__Task to carry out__: Quote every line below exactly and skip any picture.

[Entries from a dataset]
******
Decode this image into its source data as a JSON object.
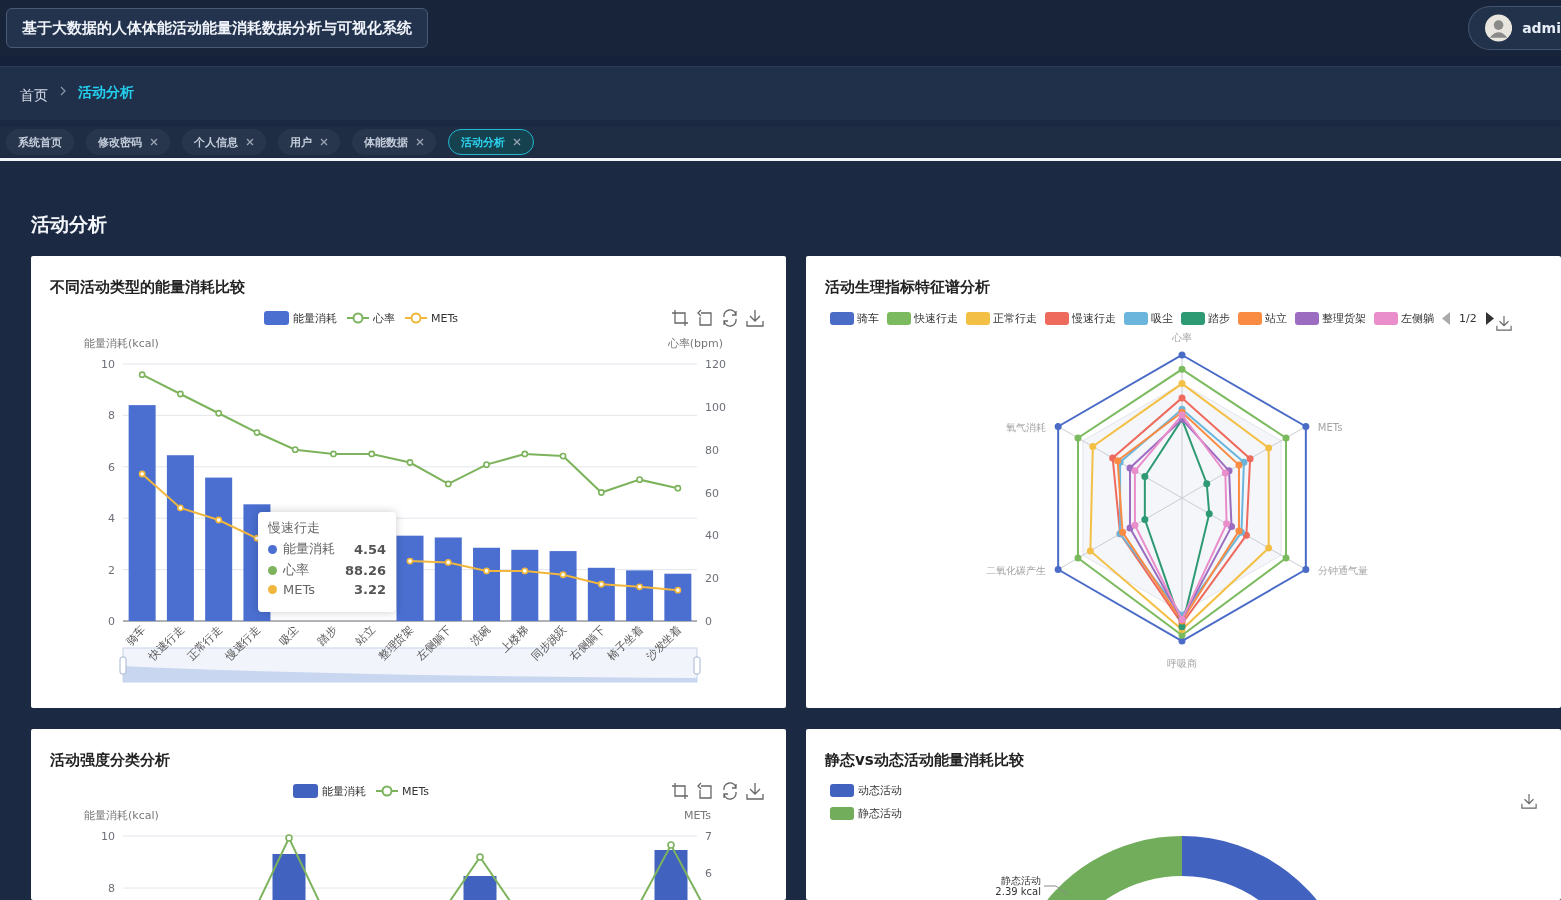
{
  "header": {
    "title": "基于大数据的人体体能活动能量消耗数据分析与可视化系统",
    "user": "admi"
  },
  "breadcrumb": [
    {
      "label": "首页",
      "current": false
    },
    {
      "label": "活动分析",
      "current": true
    }
  ],
  "tabs": [
    {
      "label": "系统首页",
      "selected": false,
      "closable": false
    },
    {
      "label": "修改密码",
      "selected": false,
      "closable": true
    },
    {
      "label": "个人信息",
      "selected": false,
      "closable": true
    },
    {
      "label": "用户",
      "selected": false,
      "closable": true
    },
    {
      "label": "体能数据",
      "selected": false,
      "closable": true
    },
    {
      "label": "活动分析",
      "selected": true,
      "closable": true
    }
  ],
  "page_title": "活动分析",
  "energy_card": {
    "title": "不同活动类型的能量消耗比较",
    "chart_data": {
      "type": "bar",
      "ylabel": "能量消耗(kcal)",
      "yticks": [
        0,
        2,
        4,
        6,
        8,
        10
      ],
      "ylim": [
        0,
        10
      ],
      "grid": true,
      "categories": [
        "骑车",
        "快速行走",
        "正常行走",
        "慢速行走",
        "吸尘",
        "踏步",
        "站立",
        "整理货架",
        "左侧躺下",
        "洗碗",
        "上楼梯",
        "同步跳跃",
        "右侧躺下",
        "椅子坐着",
        "沙发坐着"
      ],
      "series": [
        {
          "name": "能量消耗",
          "type": "bar",
          "color": "#4a6fd0",
          "values": [
            8.4,
            6.45,
            5.58,
            4.54,
            null,
            null,
            null,
            3.32,
            3.25,
            2.85,
            2.77,
            2.72,
            2.07,
            1.97,
            1.84
          ]
        },
        {
          "name": "METs",
          "type": "line",
          "marker": true,
          "color": "#f0b63d",
          "values": [
            5.72,
            4.4,
            3.93,
            3.22,
            null,
            null,
            null,
            2.33,
            2.28,
            1.95,
            1.95,
            1.8,
            1.43,
            1.33,
            1.2
          ]
        }
      ]
    },
    "heart_rate_chart": {
      "chart_data": {
        "type": "line",
        "ylabel": "心率(bpm)",
        "yticks": [
          0,
          20,
          40,
          60,
          80,
          100,
          120
        ],
        "ylim": [
          0,
          120
        ],
        "series": [
          {
            "name": "心率",
            "type": "line",
            "marker": true,
            "color": "#7cb35c",
            "values": [
              115,
              106,
              97,
              88,
              80,
              78,
              78,
              74,
              64,
              73,
              78,
              77,
              60,
              66,
              62
            ]
          }
        ]
      }
    },
    "tooltip": {
      "title": "慢速行走",
      "rows": [
        {
          "name": "能量消耗",
          "value": "4.54",
          "color": "#4a6fd0"
        },
        {
          "name": "心率",
          "value": "88.26",
          "color": "#7cb35c"
        },
        {
          "name": "METs",
          "value": "3.22",
          "color": "#f0b63d"
        }
      ]
    }
  },
  "radar_card": {
    "title": "活动生理指标特征谱分析",
    "legend": [
      {
        "label": "骑车",
        "color": "#4a6cc7"
      },
      {
        "label": "快速行走",
        "color": "#7cba5f"
      },
      {
        "label": "正常行走",
        "color": "#f4bf45"
      },
      {
        "label": "慢速行走",
        "color": "#ee6a5c"
      },
      {
        "label": "吸尘",
        "color": "#6bb5dc"
      },
      {
        "label": "踏步",
        "color": "#2e9a73"
      },
      {
        "label": "站立",
        "color": "#fa8b43"
      },
      {
        "label": "整理货架",
        "color": "#9b6cc0"
      },
      {
        "label": "左侧躺",
        "color": "#ea8dcb"
      }
    ],
    "pager": "1/2",
    "axes": [
      "心率",
      "氧气消耗",
      "METs",
      "二氧化碳产生",
      "分钟通气量",
      "呼吸商"
    ]
  },
  "intensity_card": {
    "title": "活动强度分类分析",
    "legend": [
      {
        "label": "能量消耗",
        "kind": "bar",
        "color": "#4262bf"
      },
      {
        "label": "METs",
        "kind": "line",
        "color": "#7cb35c"
      }
    ],
    "left_axis": {
      "label": "能量消耗(kcal)",
      "ticks": [
        "10",
        "8"
      ]
    },
    "right_axis": {
      "label": "METs",
      "ticks": [
        "7",
        "6"
      ]
    }
  },
  "donut_card": {
    "title": "静态vs动态活动能量消耗比较",
    "legend": [
      {
        "label": "动态活动",
        "color": "#4262bf"
      },
      {
        "label": "静态活动",
        "color": "#72ad5c"
      }
    ],
    "labels": [
      {
        "name": "静态活动",
        "value": "2.39 kcal"
      }
    ]
  }
}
******
__Result__:
Decode this image into its source data as a JSON object.
{
  "header": {
    "title": "基于大数据的人体体能活动能量消耗数据分析与可视化系统",
    "user": "admi"
  },
  "breadcrumb": [
    {
      "label": "首页",
      "current": false
    },
    {
      "label": "活动分析",
      "current": true
    }
  ],
  "tabs": [
    {
      "label": "系统首页",
      "selected": false,
      "closable": false
    },
    {
      "label": "修改密码",
      "selected": false,
      "closable": true
    },
    {
      "label": "个人信息",
      "selected": false,
      "closable": true
    },
    {
      "label": "用户",
      "selected": false,
      "closable": true
    },
    {
      "label": "体能数据",
      "selected": false,
      "closable": true
    },
    {
      "label": "活动分析",
      "selected": true,
      "closable": true
    }
  ],
  "page_title": "活动分析",
  "energy_card": {
    "title": "不同活动类型的能量消耗比较",
    "chart_data": {
      "type": "bar",
      "ylabel": "能量消耗(kcal)",
      "yticks": [
        0,
        2,
        4,
        6,
        8,
        10
      ],
      "ylim": [
        0,
        10
      ],
      "grid": true,
      "categories": [
        "骑车",
        "快速行走",
        "正常行走",
        "慢速行走",
        "吸尘",
        "踏步",
        "站立",
        "整理货架",
        "左侧躺下",
        "洗碗",
        "上楼梯",
        "同步跳跃",
        "右侧躺下",
        "椅子坐着",
        "沙发坐着"
      ],
      "series": [
        {
          "name": "能量消耗",
          "type": "bar",
          "color": "#4a6fd0",
          "values": [
            8.4,
            6.45,
            5.58,
            4.54,
            null,
            null,
            null,
            3.32,
            3.25,
            2.85,
            2.77,
            2.72,
            2.07,
            1.97,
            1.84
          ]
        },
        {
          "name": "METs",
          "type": "line",
          "marker": true,
          "color": "#f0b63d",
          "values": [
            5.72,
            4.4,
            3.93,
            3.22,
            null,
            null,
            null,
            2.33,
            2.28,
            1.95,
            1.95,
            1.8,
            1.43,
            1.33,
            1.2
          ]
        }
      ]
    },
    "heart_rate_chart": {
      "chart_data": {
        "type": "line",
        "ylabel": "心率(bpm)",
        "yticks": [
          0,
          20,
          40,
          60,
          80,
          100,
          120
        ],
        "ylim": [
          0,
          120
        ],
        "series": [
          {
            "name": "心率",
            "type": "line",
            "marker": true,
            "color": "#7cb35c",
            "values": [
              115,
              106,
              97,
              88,
              80,
              78,
              78,
              74,
              64,
              73,
              78,
              77,
              60,
              66,
              62
            ]
          }
        ]
      }
    },
    "tooltip": {
      "title": "慢速行走",
      "rows": [
        {
          "name": "能量消耗",
          "value": "4.54",
          "color": "#4a6fd0"
        },
        {
          "name": "心率",
          "value": "88.26",
          "color": "#7cb35c"
        },
        {
          "name": "METs",
          "value": "3.22",
          "color": "#f0b63d"
        }
      ]
    }
  },
  "radar_card": {
    "title": "活动生理指标特征谱分析",
    "legend": [
      {
        "label": "骑车",
        "color": "#4a6cc7"
      },
      {
        "label": "快速行走",
        "color": "#7cba5f"
      },
      {
        "label": "正常行走",
        "color": "#f4bf45"
      },
      {
        "label": "慢速行走",
        "color": "#ee6a5c"
      },
      {
        "label": "吸尘",
        "color": "#6bb5dc"
      },
      {
        "label": "踏步",
        "color": "#2e9a73"
      },
      {
        "label": "站立",
        "color": "#fa8b43"
      },
      {
        "label": "整理货架",
        "color": "#9b6cc0"
      },
      {
        "label": "左侧躺",
        "color": "#ea8dcb"
      }
    ],
    "pager": "1/2",
    "axes": [
      "心率",
      "氧气消耗",
      "METs",
      "二氧化碳产生",
      "分钟通气量",
      "呼吸商"
    ]
  },
  "intensity_card": {
    "title": "活动强度分类分析",
    "legend": [
      {
        "label": "能量消耗",
        "kind": "bar",
        "color": "#4262bf"
      },
      {
        "label": "METs",
        "kind": "line",
        "color": "#7cb35c"
      }
    ],
    "left_axis": {
      "label": "能量消耗(kcal)",
      "ticks": [
        "10",
        "8"
      ]
    },
    "right_axis": {
      "label": "METs",
      "ticks": [
        "7",
        "6"
      ]
    }
  },
  "donut_card": {
    "title": "静态vs动态活动能量消耗比较",
    "legend": [
      {
        "label": "动态活动",
        "color": "#4262bf"
      },
      {
        "label": "静态活动",
        "color": "#72ad5c"
      }
    ],
    "labels": [
      {
        "name": "静态活动",
        "value": "2.39 kcal"
      }
    ]
  }
}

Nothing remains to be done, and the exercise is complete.